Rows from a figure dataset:
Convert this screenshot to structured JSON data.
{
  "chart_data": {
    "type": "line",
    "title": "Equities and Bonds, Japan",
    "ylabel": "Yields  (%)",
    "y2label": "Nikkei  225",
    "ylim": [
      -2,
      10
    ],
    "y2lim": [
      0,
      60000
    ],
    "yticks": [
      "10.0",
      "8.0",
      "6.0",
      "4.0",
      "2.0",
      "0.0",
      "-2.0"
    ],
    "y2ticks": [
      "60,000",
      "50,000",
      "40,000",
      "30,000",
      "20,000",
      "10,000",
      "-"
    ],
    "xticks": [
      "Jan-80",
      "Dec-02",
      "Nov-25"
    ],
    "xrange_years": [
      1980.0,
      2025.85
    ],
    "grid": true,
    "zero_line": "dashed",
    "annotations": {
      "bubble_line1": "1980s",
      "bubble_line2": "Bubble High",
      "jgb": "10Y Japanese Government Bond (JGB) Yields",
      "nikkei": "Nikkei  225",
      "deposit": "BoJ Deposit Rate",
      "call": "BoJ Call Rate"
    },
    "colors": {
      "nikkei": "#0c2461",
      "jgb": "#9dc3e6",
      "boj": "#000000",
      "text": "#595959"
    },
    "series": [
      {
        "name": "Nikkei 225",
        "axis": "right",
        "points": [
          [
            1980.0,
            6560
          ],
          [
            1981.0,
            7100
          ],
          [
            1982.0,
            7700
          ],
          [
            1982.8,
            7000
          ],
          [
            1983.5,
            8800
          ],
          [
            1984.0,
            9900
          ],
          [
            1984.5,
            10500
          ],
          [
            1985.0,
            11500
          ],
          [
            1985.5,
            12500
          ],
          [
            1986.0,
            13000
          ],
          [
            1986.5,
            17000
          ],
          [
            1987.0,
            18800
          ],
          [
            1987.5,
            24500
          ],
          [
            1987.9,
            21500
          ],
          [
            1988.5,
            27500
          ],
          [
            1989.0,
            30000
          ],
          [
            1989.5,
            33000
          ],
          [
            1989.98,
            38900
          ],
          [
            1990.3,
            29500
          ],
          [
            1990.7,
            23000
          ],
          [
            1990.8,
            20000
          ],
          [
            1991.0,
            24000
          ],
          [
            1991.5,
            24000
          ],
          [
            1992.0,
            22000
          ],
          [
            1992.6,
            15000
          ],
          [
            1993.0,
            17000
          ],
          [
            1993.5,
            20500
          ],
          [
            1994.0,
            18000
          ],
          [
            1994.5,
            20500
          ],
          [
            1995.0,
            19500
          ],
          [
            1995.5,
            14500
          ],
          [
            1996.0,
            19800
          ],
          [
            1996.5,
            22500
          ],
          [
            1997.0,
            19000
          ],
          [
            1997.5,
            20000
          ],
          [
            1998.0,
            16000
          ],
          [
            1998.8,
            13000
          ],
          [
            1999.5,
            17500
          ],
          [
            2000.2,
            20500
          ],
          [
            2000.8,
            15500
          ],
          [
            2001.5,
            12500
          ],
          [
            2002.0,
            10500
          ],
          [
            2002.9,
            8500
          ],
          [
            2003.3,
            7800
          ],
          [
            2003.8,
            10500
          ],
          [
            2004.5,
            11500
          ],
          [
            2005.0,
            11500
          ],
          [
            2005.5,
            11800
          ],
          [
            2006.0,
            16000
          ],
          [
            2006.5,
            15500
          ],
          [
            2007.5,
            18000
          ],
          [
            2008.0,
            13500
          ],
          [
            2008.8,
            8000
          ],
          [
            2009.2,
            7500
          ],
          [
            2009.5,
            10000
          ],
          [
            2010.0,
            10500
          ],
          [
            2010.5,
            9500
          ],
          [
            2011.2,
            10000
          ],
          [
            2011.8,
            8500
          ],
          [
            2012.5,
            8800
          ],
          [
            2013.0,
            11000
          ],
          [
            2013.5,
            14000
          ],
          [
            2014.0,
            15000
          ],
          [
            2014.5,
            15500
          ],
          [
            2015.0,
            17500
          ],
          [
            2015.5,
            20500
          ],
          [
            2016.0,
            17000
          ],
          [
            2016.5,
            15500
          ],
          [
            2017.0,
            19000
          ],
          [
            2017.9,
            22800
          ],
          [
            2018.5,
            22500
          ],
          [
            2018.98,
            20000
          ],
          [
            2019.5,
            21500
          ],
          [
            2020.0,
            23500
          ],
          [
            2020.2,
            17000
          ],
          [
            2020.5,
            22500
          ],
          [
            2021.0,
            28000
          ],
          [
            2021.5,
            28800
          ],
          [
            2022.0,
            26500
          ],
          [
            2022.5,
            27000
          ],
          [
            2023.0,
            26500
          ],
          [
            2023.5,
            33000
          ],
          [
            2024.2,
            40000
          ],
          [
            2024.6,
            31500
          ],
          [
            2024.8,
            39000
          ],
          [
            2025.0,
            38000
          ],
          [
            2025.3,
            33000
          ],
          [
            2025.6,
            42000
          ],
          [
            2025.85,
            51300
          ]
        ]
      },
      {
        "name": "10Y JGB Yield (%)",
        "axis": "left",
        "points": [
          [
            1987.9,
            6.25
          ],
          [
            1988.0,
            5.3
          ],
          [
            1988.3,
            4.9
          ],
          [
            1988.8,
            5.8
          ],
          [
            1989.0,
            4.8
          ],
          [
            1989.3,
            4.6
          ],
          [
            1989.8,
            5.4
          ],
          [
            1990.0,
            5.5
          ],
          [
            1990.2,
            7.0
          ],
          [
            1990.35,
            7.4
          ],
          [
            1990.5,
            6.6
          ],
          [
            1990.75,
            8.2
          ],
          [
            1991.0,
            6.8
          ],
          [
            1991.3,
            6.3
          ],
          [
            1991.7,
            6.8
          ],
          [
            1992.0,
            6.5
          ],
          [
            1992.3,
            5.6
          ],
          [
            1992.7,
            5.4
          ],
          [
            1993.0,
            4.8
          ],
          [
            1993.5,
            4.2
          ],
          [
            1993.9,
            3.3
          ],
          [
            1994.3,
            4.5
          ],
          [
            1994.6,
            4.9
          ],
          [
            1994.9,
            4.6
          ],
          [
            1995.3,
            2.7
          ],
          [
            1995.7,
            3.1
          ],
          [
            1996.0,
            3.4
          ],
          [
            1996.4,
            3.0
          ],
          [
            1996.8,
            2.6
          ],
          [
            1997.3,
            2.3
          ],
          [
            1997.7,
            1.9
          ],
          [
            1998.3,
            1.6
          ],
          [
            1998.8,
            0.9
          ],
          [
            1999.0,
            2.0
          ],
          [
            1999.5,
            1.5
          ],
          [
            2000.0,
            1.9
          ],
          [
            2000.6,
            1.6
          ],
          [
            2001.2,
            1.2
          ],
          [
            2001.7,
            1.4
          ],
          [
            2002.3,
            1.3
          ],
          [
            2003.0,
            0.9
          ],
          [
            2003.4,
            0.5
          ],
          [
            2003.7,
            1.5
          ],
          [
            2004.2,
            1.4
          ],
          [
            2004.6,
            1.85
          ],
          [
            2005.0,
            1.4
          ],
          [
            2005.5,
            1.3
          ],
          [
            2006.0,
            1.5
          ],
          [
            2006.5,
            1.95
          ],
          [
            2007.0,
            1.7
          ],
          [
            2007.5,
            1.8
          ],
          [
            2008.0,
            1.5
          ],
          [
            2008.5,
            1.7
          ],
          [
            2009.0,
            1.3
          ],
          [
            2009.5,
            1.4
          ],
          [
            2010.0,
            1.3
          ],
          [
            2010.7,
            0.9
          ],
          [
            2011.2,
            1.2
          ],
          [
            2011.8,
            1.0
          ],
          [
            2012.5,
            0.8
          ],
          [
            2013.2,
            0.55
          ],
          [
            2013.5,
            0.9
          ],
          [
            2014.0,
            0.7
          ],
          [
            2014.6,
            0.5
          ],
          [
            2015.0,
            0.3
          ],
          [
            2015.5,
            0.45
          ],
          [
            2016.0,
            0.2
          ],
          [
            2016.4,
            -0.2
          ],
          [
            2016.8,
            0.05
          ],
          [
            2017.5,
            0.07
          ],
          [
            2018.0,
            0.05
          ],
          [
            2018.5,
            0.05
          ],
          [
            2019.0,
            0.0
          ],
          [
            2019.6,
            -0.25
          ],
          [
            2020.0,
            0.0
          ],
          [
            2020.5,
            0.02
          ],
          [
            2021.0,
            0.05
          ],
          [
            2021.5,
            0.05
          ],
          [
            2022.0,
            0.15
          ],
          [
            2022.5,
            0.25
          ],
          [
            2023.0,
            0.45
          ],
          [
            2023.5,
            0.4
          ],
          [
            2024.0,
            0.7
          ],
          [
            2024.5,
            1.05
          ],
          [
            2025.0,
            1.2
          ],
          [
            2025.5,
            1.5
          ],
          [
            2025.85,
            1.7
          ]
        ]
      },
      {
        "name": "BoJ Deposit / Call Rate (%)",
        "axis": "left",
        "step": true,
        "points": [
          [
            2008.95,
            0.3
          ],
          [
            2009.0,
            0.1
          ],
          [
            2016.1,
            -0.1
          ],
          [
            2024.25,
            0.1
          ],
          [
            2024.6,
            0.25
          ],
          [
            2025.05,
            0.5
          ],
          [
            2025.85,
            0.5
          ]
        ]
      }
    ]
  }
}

What is being asked
State the number of lines in this listing that contain the string "name", and add nothing else.

Answer for this exercise
3